Gather all lines containing the string "with" and copy them out.
— START OF Dataset entries —
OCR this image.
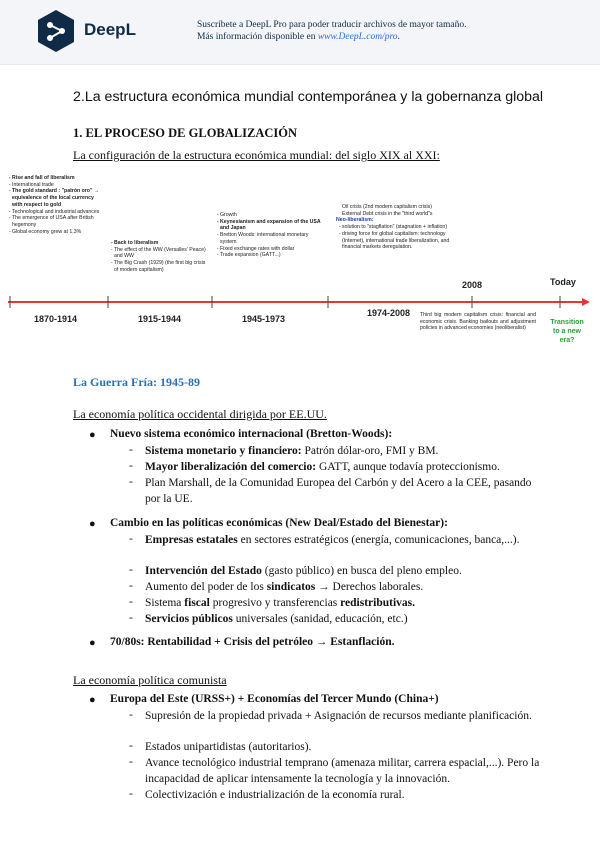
DeepL	Suscríbete a DeepL Pro para poder traducir archivos de mayor tamaño.
Más información disponible en www.DeepL.com/pro.
2.La estructura económica mundial contemporánea y la gobernanza global
1. EL PROCESO DE GLOBALIZACIÓN
La configuración de la estructura económica mundial: del siglo XIX al XXI:
- Rise and fall of liberalism
- International trade
- The gold standard : "patrón oro" → equivalence of the local currency with respect to gold
- Technological and industrial advances
- The emergence of USA after British hegemony
- Global economy grew at 1.3%
- Back to liberalism
- The effect of the WW (Versalles' Peace) and WW
- The Big Crash (1929) (the first big crisis of modern capitalism)
- Growth
- Keynesianism and expansion of the USA and Japan
- Bretton Woods: international monetary system
- Fixed exchange rates with dollar
- Trade expansion (GATT...)
Oil crisis (2nd modern capitalism crisis)
External Debt crisis in the "third world"s
Neo-liberalism:
- solution to "stagflation" (stagnation + inflation)
- driving force for global capitalism: technology (Internet), international trade liberalization, and financial markets deregulation.
1870-1914	1915-1944	1945-1973
1974-2008
2008	Today
Third big modern capitalism crisis: financial and economic crisis. Banking bailouts and adjustment policies in advanced economies (neoliberalist)
Transition
to a new
era?
La Guerra Fría: 1945-89
La economía política occidental dirigida por EE.UU.
● Nuevo sistema económico internacional (Bretton-Woods):
- Sistema monetario y financiero: Patrón dólar-oro, FMI y BM.
- Mayor liberalización del comercio: GATT, aunque todavía proteccionismo.
- Plan Marshall, de la Comunidad Europea del Carbón y del Acero a la CEE, pasando por la UE.
● Cambio en las políticas económicas (New Deal/Estado del Bienestar):
- Empresas estatales en sectores estratégicos (energía, comunicaciones, banca,...).
- Intervención del Estado (gasto público) en busca del pleno empleo.
- Aumento del poder de los sindicatos → Derechos laborales.
- Sistema fiscal progresivo y transferencias redistributivas.
- Servicios públicos universales (sanidad, educación, etc.)
● 70/80s: Rentabilidad + Crisis del petróleo → Estanflación.
La economía política comunista
● Europa del Este (URSS+) + Economías del Tercer Mundo (China+)
- Supresión de la propiedad privada + Asignación de recursos mediante planificación.
- Estados unipartidistas (autoritarios).
- Avance tecnológico industrial temprano (amenaza militar, carrera espacial,...). Pero la incapacidad de aplicar intensamente la tecnología y la innovación.
- Colectivización e industrialización de la economía rural.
— END OF Dataset entries —
*Exercise result*:
- The gold standard : "patrón oro" → equivalence of the local currency with respect to gold
- Fixed exchange rates with dollar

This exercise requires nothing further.